PROVIDED PASSAGE —
——

How does a large independent oil company leap into technology and methodology that are relatively new to the industry, and certainly new to the company in question? Having never worked with multi-component seismic acquisition and processing, Apache Corp. decided in 2004 that the time was right for the company to evaluate the value of multi-component data to better improve their understanding of geophysical problems.

As a first step, the company looked at the many geologic settings and geophysical problems in its worldwide portfolio of prospects and made a short list of problems/projects where (at least in theory) it was possible that shear wave information through mode conversion may lead to a better understanding of reservoir. These projects included fractured reservoirs, lithology determination, gas shadow problems and other issues where multi-component data may aid our understanding.

——

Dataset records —

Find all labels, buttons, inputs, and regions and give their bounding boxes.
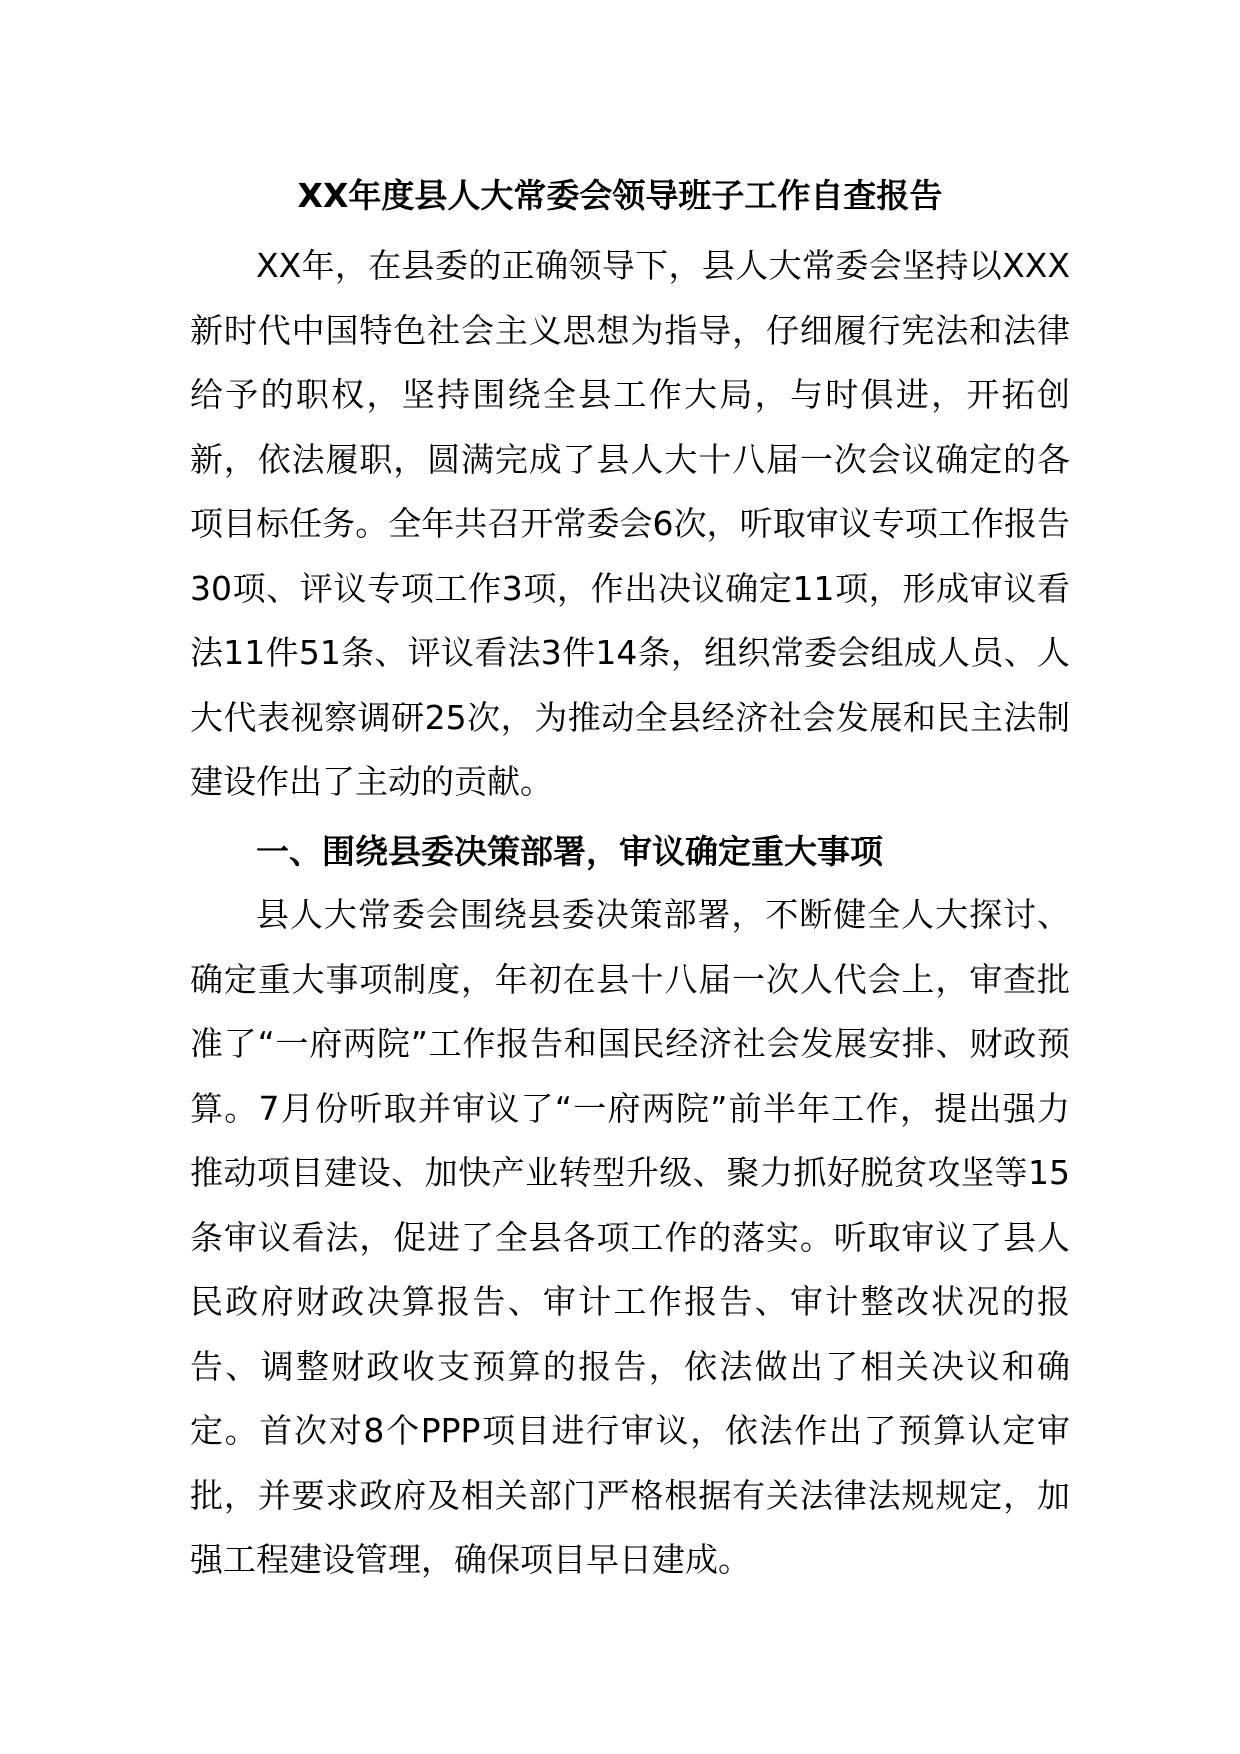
- body-paragraph-intro: XX年，在县委的正确领导下，县人大常委会坚持以XXX新时代中国特色社会主义思想为指导，仔细履行宪法和法律给予的职权，坚持围绕全县工作大局，与时俱进，开拓创新，依法履职，圆满完成了县人大十八届一次会议确定的各项目标任务。全年共召开常委会6次，听取审议专项工作报告30项、评议专项工作3项，作出决议确定11项，形成审议看法11件51条、评议看法3件14条，组织常委会组成人员、人大代表视察调研25次，为推动全县经济社会发展和民主法制建设作出了主动的贡献。: [190, 246, 1070, 801]
- body-paragraph-section-1: 县人大常委会围绕县委决策部署，不断健全人大探讨、确定重大事项制度，年初在县十八届一次人代会上，审查批准了“一府两院”工作报告和国民经济社会发展安排、财政预算。7月份听取并审议了“一府两院”前半年工作，提出强力推动项目建设、加快产业转型升级、聚力抓好脱贫攻坚等15条审议看法，促进了全县各项工作的落实。听取审议了县人民政府财政决算报告、审计工作报告、审计整改状况的报告、调整财政收支预算的报告，依法做出了相关决议和确定。首次对8个PPP项目进行审议，依法作出了预算认定审批，并要求政府及相关部门严格根据有关法律法规规定，加强工程建设管理，确保项目早日建成。: [190, 895, 1070, 1579]
- document-title: XX年度县人大常委会领导班子工作自查报告: [297, 176, 943, 215]
- section-heading: 一、围绕县委决策部署，审议确定重大事项: [256, 832, 883, 871]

——

Carry on the article about Apache Corp.'s first evaluation of multi-component seismic data, starting after its last sentence.

As a result of this study, three projects were identified where it was determined (through a significant modeling stage) that information from multi-component data may help. Each of these projects addressed different geologic settings and different geophysical problems. This paper examines the results of one of these studies, where the objective was to gain a better understanding of the lithology contained in channel sands associated with production in an area of Alberta.

The project is located in East Central Alberta. The target formation is the Rex Member of the Mannville Fm. The Rex is predominantly a fluvial system where coals are an issue due to strong reflectivity. In particular, the target sand lies immediately below a relatively thick coal (4 meters). The target sands themselves are 4 to 10 meters thick. Channel systems in the project area are 200 to 300 meters in width. Depth to target is approximately 1000 meters, with successful wells testing over 1.0 mmcf per day. Switching unit systems, reserves are about 0.7 Bcf per well. With D&A costs running at about $170,000, an economic project can be developed if success rates are reasonably high.

A simple geologic model assuming that differential compaction of the different lithologies in the channel system results in positive structure (drape) of the overlying Rex coal was used for the initial wells. This channel model appears to be simplistic. Simple diagrams of channel systems do not reflect the true complexity of channel systems. Figure 1, taken from NASA’s old Geomorphology from Space website, illustrates a present day analogue.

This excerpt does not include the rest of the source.